>> begin Exercise inputs
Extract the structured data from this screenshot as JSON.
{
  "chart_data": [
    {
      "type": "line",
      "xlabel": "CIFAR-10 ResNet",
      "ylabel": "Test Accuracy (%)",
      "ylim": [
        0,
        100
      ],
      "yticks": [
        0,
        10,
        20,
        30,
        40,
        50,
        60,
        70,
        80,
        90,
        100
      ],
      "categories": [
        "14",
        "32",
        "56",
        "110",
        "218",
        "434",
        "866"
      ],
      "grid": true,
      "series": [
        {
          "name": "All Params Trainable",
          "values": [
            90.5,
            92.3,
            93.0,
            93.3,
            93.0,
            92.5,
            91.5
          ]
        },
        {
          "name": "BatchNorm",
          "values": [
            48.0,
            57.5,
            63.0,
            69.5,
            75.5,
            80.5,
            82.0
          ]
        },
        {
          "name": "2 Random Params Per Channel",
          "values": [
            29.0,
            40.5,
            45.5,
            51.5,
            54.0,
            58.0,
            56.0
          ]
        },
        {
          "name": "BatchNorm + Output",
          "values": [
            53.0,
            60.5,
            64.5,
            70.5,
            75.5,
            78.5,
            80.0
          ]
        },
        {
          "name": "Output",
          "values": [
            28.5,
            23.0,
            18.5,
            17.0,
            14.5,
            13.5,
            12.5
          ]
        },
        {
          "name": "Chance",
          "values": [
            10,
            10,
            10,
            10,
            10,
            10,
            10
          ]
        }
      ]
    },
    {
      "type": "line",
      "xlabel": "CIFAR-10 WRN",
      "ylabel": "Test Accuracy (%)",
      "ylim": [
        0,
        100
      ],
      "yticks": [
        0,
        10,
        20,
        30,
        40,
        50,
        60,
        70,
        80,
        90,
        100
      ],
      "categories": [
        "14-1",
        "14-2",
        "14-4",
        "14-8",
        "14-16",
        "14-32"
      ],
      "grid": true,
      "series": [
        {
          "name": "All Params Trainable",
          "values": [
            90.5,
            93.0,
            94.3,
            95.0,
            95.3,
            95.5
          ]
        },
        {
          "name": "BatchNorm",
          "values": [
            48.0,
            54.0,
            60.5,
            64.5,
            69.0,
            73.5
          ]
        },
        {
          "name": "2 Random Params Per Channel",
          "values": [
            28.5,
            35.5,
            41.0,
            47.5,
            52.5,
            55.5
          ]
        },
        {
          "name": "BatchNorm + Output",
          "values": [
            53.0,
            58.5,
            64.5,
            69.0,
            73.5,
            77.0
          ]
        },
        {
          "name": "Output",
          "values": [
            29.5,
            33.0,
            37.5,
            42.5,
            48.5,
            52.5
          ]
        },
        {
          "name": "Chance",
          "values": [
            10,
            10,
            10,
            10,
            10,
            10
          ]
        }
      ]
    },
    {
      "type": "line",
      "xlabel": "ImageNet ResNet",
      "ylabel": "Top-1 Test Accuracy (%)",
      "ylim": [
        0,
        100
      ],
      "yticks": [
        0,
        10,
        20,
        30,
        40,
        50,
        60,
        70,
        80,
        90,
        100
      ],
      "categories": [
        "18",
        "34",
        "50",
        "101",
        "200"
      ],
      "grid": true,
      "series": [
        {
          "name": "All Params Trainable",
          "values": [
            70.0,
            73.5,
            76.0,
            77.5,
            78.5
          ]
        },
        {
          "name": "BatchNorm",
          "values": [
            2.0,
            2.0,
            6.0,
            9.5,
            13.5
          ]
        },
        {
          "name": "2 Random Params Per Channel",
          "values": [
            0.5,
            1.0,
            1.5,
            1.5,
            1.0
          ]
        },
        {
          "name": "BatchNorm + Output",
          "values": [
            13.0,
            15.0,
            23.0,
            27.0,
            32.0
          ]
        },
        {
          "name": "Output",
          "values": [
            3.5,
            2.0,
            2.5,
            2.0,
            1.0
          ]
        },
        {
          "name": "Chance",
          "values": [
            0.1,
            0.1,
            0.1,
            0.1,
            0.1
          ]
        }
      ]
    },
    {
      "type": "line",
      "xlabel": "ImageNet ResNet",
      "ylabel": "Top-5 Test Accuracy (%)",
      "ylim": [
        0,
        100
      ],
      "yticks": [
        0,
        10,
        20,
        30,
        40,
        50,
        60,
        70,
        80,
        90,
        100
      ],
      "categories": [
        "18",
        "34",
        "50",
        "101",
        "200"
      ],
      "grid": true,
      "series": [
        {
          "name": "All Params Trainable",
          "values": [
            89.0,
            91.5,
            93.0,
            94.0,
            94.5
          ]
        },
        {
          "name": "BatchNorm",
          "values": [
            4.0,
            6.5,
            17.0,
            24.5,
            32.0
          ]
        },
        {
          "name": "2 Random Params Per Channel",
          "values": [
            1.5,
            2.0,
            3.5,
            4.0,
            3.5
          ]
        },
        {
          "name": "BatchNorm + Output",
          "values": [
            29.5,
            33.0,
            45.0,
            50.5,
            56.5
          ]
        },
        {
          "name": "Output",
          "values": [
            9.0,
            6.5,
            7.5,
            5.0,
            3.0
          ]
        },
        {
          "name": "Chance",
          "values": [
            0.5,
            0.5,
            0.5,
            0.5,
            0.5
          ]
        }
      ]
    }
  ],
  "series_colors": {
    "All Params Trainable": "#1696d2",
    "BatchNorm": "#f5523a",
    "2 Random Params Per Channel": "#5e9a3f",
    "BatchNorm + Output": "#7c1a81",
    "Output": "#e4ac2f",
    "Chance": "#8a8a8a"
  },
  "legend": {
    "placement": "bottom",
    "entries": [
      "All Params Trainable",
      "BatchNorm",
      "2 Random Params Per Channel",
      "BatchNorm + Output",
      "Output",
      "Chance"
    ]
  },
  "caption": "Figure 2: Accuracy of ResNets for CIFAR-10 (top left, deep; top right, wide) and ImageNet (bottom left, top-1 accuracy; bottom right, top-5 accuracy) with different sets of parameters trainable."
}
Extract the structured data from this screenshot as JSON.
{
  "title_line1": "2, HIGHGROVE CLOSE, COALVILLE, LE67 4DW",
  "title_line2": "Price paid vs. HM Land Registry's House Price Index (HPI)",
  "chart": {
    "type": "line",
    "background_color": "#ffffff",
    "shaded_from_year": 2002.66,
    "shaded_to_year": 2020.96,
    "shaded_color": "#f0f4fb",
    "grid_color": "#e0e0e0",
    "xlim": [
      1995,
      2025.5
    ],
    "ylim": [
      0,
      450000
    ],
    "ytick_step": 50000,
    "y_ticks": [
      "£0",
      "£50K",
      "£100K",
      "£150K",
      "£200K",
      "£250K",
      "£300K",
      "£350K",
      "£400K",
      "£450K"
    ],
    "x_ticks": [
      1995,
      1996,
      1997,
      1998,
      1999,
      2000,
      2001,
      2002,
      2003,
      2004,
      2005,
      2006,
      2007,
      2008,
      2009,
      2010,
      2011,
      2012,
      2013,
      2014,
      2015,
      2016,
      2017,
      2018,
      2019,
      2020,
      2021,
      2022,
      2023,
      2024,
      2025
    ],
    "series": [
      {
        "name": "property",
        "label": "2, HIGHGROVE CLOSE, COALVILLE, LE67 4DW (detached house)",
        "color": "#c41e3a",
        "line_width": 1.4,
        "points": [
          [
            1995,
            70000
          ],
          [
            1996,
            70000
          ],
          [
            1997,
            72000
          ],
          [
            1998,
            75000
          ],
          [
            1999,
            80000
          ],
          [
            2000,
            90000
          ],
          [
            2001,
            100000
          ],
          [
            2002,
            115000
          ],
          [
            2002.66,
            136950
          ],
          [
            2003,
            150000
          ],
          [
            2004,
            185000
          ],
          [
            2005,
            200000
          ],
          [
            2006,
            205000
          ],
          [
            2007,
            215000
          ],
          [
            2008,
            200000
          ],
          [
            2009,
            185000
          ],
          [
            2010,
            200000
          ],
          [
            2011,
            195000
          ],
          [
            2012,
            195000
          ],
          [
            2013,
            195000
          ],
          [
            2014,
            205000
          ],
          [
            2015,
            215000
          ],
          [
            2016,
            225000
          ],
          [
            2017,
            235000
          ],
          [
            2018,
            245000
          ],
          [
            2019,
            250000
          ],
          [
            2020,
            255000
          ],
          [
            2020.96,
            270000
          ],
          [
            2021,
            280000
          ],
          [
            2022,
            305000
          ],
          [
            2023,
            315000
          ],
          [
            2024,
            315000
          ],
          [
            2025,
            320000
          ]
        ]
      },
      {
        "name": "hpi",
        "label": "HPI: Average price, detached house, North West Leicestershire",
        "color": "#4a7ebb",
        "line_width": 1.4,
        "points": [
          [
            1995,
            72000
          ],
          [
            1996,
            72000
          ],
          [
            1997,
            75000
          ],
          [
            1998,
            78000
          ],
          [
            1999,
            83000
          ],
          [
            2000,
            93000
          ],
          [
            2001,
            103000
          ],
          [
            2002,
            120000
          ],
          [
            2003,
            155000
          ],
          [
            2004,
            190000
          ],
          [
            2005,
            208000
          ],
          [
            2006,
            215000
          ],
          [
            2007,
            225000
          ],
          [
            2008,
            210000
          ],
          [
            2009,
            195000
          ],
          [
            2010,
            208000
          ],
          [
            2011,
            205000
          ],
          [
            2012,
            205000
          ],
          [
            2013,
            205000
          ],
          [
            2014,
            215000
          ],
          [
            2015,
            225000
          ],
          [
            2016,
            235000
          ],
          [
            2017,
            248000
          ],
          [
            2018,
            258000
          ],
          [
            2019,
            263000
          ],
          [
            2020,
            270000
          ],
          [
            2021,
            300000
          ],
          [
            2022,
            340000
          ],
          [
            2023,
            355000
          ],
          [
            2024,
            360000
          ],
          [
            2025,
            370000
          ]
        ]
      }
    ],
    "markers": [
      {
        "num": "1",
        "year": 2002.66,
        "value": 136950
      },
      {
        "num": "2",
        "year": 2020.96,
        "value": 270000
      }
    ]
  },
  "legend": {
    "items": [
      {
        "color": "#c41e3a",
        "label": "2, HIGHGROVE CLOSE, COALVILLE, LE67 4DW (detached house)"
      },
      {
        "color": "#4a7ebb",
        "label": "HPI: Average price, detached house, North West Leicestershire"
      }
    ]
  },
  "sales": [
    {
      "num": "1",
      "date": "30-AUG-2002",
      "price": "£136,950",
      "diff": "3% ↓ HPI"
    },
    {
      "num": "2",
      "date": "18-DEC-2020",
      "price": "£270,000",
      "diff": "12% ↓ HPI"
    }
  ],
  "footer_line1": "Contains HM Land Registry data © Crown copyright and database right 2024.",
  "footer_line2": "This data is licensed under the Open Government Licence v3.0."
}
>> end Exercise inputs
Find the string "CIFAR" in the entries above and return each line that holds it.

Task answer:
      "xlabel": "CIFAR-10 ResNet",
      "xlabel": "CIFAR-10 WRN",
  "caption": "Figure 2: Accuracy of ResNets for CIFAR-10 (top left, deep; top right, wide) and ImageNet (bottom left, top-1 accuracy; bottom right, top-5 accuracy) with different sets of parameters trainable."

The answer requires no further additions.